Each line containing the word "American" must be collected.

▸ **Material to process**
-- begin --

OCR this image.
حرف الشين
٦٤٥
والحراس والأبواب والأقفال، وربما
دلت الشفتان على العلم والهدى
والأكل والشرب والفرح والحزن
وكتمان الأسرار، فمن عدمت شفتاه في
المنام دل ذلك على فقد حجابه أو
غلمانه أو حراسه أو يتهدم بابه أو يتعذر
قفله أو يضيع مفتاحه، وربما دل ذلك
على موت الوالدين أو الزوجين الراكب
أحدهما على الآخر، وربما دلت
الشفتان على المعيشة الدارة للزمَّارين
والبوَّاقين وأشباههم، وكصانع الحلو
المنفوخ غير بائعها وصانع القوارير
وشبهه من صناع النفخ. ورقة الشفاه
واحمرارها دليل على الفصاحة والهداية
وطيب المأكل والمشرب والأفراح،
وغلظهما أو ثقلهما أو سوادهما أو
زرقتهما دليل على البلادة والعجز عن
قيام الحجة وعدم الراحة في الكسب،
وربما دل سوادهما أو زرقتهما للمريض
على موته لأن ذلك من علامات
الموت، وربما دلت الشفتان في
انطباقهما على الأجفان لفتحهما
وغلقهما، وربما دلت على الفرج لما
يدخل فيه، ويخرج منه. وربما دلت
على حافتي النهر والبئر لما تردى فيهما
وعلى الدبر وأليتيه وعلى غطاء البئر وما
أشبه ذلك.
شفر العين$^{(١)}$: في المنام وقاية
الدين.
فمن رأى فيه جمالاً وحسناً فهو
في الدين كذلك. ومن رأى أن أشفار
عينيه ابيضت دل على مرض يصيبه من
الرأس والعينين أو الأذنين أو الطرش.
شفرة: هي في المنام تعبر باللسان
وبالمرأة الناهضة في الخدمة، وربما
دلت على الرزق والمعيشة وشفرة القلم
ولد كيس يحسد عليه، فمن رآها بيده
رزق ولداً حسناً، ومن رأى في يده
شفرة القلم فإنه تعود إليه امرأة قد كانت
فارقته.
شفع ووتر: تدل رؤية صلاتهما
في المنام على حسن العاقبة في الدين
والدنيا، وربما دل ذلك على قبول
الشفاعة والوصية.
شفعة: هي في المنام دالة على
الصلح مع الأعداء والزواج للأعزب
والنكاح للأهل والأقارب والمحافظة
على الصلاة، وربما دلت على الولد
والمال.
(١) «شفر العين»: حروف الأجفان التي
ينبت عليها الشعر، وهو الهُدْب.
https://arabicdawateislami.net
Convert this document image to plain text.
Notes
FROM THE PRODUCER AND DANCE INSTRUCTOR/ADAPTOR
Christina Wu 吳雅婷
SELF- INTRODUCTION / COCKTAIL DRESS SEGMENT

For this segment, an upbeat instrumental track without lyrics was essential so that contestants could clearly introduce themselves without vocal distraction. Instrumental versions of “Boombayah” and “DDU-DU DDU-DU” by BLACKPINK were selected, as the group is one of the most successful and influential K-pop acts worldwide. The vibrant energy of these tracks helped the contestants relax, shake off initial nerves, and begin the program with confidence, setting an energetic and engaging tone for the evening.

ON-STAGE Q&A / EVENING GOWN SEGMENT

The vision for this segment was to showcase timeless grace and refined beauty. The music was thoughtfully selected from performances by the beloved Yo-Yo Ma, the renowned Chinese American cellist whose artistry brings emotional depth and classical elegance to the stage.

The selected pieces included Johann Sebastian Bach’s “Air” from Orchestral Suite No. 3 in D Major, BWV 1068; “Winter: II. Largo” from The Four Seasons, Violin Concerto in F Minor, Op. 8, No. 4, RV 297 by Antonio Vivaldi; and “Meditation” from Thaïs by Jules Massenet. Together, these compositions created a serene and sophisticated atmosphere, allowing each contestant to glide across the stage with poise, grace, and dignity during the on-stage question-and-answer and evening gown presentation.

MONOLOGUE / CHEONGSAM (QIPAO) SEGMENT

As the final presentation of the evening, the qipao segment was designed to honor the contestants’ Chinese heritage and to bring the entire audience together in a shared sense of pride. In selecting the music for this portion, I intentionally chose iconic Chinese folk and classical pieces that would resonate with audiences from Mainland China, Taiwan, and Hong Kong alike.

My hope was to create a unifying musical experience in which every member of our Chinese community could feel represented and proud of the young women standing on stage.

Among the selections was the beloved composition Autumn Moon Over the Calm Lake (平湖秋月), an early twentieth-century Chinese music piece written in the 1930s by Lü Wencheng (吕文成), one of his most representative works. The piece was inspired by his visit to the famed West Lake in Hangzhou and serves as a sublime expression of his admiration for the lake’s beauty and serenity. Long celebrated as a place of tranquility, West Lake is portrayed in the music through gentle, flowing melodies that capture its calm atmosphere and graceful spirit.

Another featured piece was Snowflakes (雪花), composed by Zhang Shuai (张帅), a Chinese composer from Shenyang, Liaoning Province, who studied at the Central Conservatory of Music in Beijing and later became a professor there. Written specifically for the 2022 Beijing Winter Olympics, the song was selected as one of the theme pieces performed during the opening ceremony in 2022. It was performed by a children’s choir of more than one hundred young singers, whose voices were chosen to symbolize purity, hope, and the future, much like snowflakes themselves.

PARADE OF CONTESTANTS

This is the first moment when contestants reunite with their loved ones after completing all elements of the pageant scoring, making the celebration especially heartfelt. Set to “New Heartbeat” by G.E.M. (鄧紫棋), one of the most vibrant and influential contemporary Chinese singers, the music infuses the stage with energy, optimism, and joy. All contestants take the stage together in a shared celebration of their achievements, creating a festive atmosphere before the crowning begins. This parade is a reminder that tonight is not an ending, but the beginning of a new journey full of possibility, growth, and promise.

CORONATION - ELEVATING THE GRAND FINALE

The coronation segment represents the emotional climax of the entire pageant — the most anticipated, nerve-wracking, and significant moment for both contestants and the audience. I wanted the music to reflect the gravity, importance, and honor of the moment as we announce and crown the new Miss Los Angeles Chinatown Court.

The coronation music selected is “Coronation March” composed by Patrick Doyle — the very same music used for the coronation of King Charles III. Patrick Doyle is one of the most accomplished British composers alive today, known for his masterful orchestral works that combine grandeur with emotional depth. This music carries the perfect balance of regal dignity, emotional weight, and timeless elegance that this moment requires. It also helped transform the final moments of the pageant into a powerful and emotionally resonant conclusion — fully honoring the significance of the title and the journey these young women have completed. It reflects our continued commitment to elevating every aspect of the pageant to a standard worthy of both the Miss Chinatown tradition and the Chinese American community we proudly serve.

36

-- end --

▸ **Solution to this exercise**
The vision for this segment was to showcase timeless grace and refined beauty. The music was thoughtfully selected from performances by the beloved Yo-Yo Ma, the renowned Chinese American cellist whose artistry brings emotional depth and classical elegance to the stage.
The coronation music selected is “Coronation March” composed by Patrick Doyle — the very same music used for the coronation of King Charles III. Patrick Doyle is one of the most accomplished British composers alive today, known for his masterful orchestral works that combine grandeur with emotional depth. This music carries the perfect balance of regal dignity, emotional weight, and timeless elegance that this moment requires. It also helped transform the final moments of the pageant into a powerful and emotionally resonant conclusion — fully honoring the significance of the title and the journey these young women have completed. It reflects our continued commitment to elevating every aspect of the pageant to a standard worthy of both the Miss Chinatown tradition and the Chinese American community we proudly serve.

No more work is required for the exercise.